Written problem ▸ Can you write out all the lines word for word, with no pictures?

Data in this exercise ▸
+ + + +

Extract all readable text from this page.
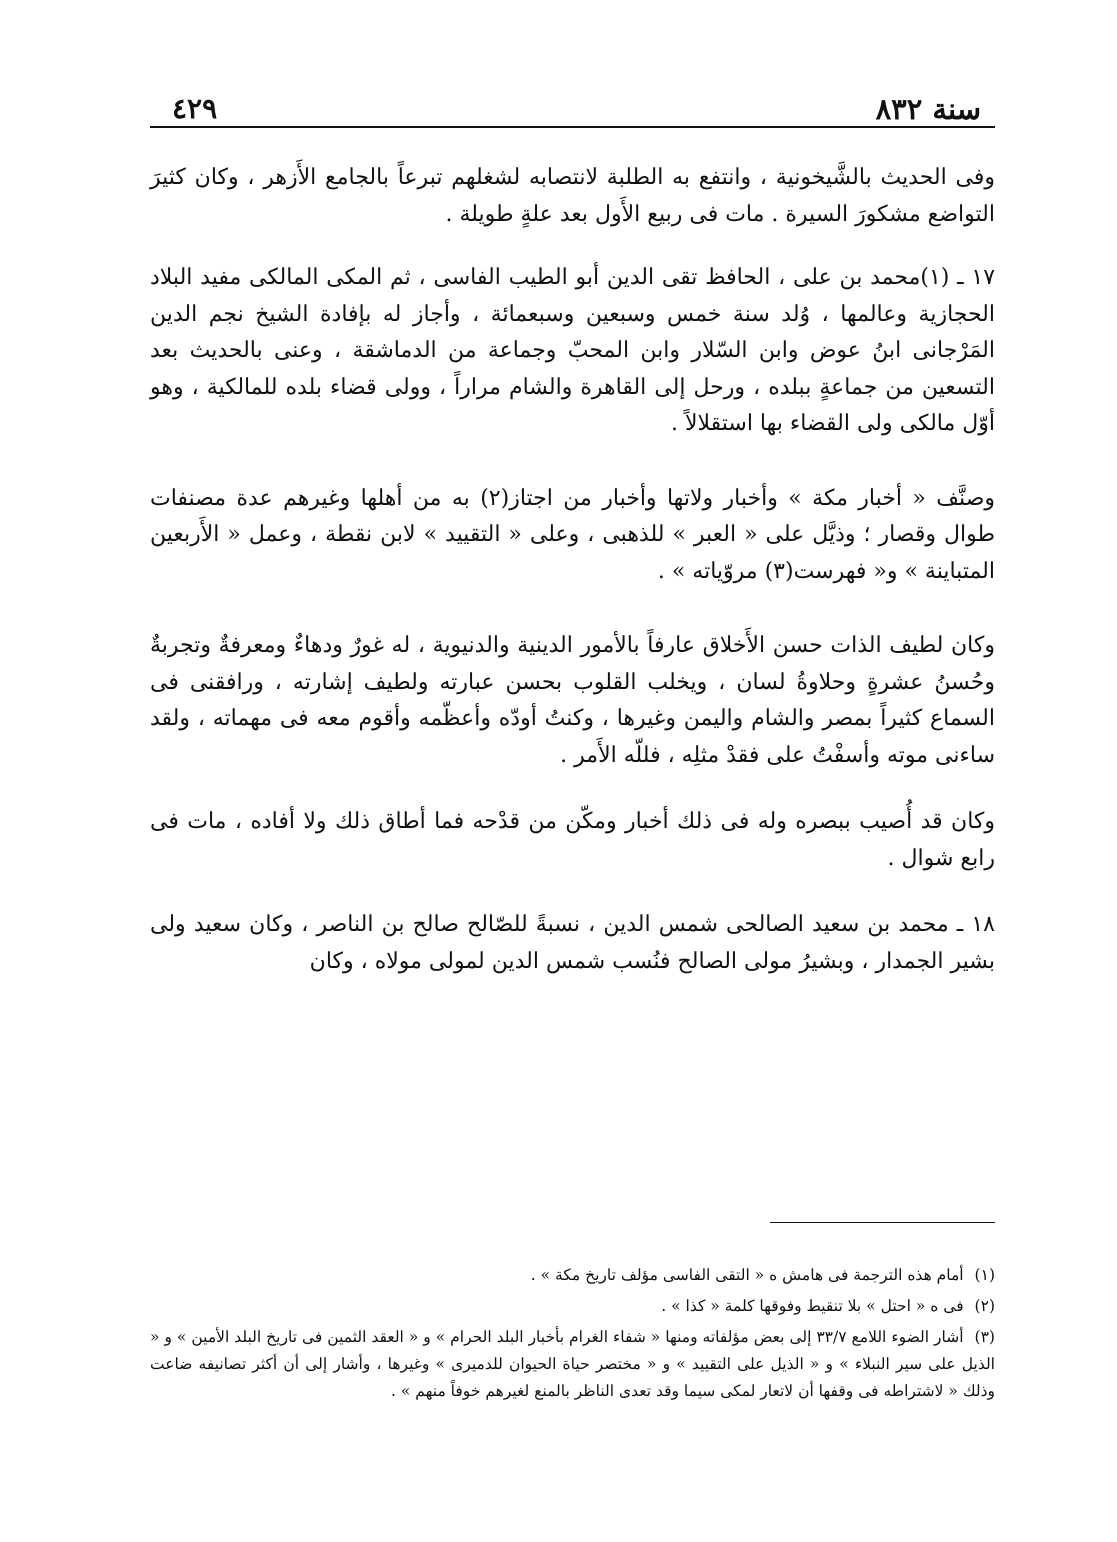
سنة ٨٣٢
٤٢٩

وفى الحديث بالشَّيخونية ، وانتفع به الطلبة لانتصابه لشغلهم تبرعاً بالجامع الأَزهر ، وكان كثيرَ التواضع مشكورَ السيرة . مات فى ربيع الأَول بعد علةٍ طويلة .

١٧ ـ (١)محمد بن على ، الحافظ تقى الدين أبو الطيب الفاسى ، ثم المكى المالكى مفيد البلاد الحجازية وعالمها ، وُلد سنة خمس وسبعين وسبعمائة ، وأجاز له بإفادة الشيخ نجم الدين المَرْجانى ابنُ عوض وابن السّلار وابن المحبّ وجماعة من الدماشقة ، وعنى بالحديث بعد التسعين من جماعةٍ ببلده ، ورحل إلى القاهرة والشام مراراً ، وولى قضاء بلده للمالكية ، وهو أوّل مالكى ولى القضاء بها استقلالاً .

وصنَّف « أخبار مكة » وأخبار ولاتها وأخبار من اجتاز(٢) به من أهلها وغيرهم عدة مصنفات طوال وقصار ؛ وذيَّل على « العبر » للذهبى ، وعلى « التقييد » لابن نقطة ، وعمل « الأَربعين المتباينة » و« فهرست(٣) مروّياته » .

وكان لطيف الذات حسن الأَخلاق عارفاً بالأمور الدينية والدنيوية ، له غورٌ ودهاءٌ ومعرفةٌ وتجربةٌ وحُسنُ عشرةٍ وحلاوةُ لسان ، ويخلب القلوب بحسن عبارته ولطيف إشارته ، ورافقنى فى السماع كثيراً بمصر والشام واليمن وغيرها ، وكنتُ أودّه وأعظّمه وأقوم معه فى مهماته ، ولقد ساءنى موته وأسفْتُ على فقدْ مثلِه ، فللّه الأَمر .

وكان قد أُصيب ببصره وله فى ذلك أخبار ومكّن من قدْحه فما أطاق ذلك ولا أفاده ، مات فى رابع شوال .

١٨ ـ محمد بن سعيد الصالحى شمس الدين ، نسبةً للصّالح صالح بن الناصر ، وكان سعيد ولى بشير الجمدار ، وبشيرُ مولى الصالح فنُسب شمس الدين لمولى مولاه ، وكان

(١) أمام هذه الترجمة فى هامش ه « التقى الفاسى مؤلف تاريخ مكة » .

(٢) فى ه « احتل » بلا تنقيط وفوقها كلمة « كذا » .

(٣) أشار الضوء اللامع ٣٣/٧ إلى بعض مؤلفاته ومنها « شفاء الغرام بأخبار البلد الحرام » و « العقد الثمين فى تاريخ البلد الأمين » و « الذيل على سير النبلاء » و « الذيل على التقييد » و « مختصر حياة الحيوان للدميرى » وغيرها ، وأشار إلى أن أكثر تصانيفه ضاعت وذلك « لاشتراطه فى وقفها أن لاتعار لمكى سيما وقد تعدى الناظر بالمنع لغيرهم خوفاً منهم » .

+ + + +

Correct result ▸
Extract all readable text from this page.
سنة ٨٣٢
٤٢٩

وفى الحديث بالشَّيخونية ، وانتفع به الطلبة لانتصابه لشغلهم تبرعاً بالجامع الأَزهر ، وكان كثيرَ التواضع مشكورَ السيرة . مات فى ربيع الأَول بعد علةٍ طويلة .

١٧ ـ (١)محمد بن على ، الحافظ تقى الدين أبو الطيب الفاسى ، ثم المكى المالكى مفيد البلاد الحجازية وعالمها ، وُلد سنة خمس وسبعين وسبعمائة ، وأجاز له بإفادة الشيخ نجم الدين المَرْجانى ابنُ عوض وابن السّلار وابن المحبّ وجماعة من الدماشقة ، وعنى بالحديث بعد التسعين من جماعةٍ ببلده ، ورحل إلى القاهرة والشام مراراً ، وولى قضاء بلده للمالكية ، وهو أوّل مالكى ولى القضاء بها استقلالاً .

وصنَّف « أخبار مكة » وأخبار ولاتها وأخبار من اجتاز(٢) به من أهلها وغيرهم عدة مصنفات طوال وقصار ؛ وذيَّل على « العبر » للذهبى ، وعلى « التقييد » لابن نقطة ، وعمل « الأَربعين المتباينة » و« فهرست(٣) مروّياته » .

وكان لطيف الذات حسن الأَخلاق عارفاً بالأمور الدينية والدنيوية ، له غورٌ ودهاءٌ ومعرفةٌ وتجربةٌ وحُسنُ عشرةٍ وحلاوةُ لسان ، ويخلب القلوب بحسن عبارته ولطيف إشارته ، ورافقنى فى السماع كثيراً بمصر والشام واليمن وغيرها ، وكنتُ أودّه وأعظّمه وأقوم معه فى مهماته ، ولقد ساءنى موته وأسفْتُ على فقدْ مثلِه ، فللّه الأَمر .

وكان قد أُصيب ببصره وله فى ذلك أخبار ومكّن من قدْحه فما أطاق ذلك ولا أفاده ، مات فى رابع شوال .

١٨ ـ محمد بن سعيد الصالحى شمس الدين ، نسبةً للصّالح صالح بن الناصر ، وكان سعيد ولى بشير الجمدار ، وبشيرُ مولى الصالح فنُسب شمس الدين لمولى مولاه ، وكان

(١) أمام هذه الترجمة فى هامش ه « التقى الفاسى مؤلف تاريخ مكة » .

(٢) فى ه « احتل » بلا تنقيط وفوقها كلمة « كذا » .

(٣) أشار الضوء اللامع ٣٣/٧ إلى بعض مؤلفاته ومنها « شفاء الغرام بأخبار البلد الحرام » و « العقد الثمين فى تاريخ البلد الأمين » و « الذيل على سير النبلاء » و « الذيل على التقييد » و « مختصر حياة الحيوان للدميرى » وغيرها ، وأشار إلى أن أكثر تصانيفه ضاعت وذلك « لاشتراطه فى وقفها أن لاتعار لمكى سيما وقد تعدى الناظر بالمنع لغيرهم خوفاً منهم » .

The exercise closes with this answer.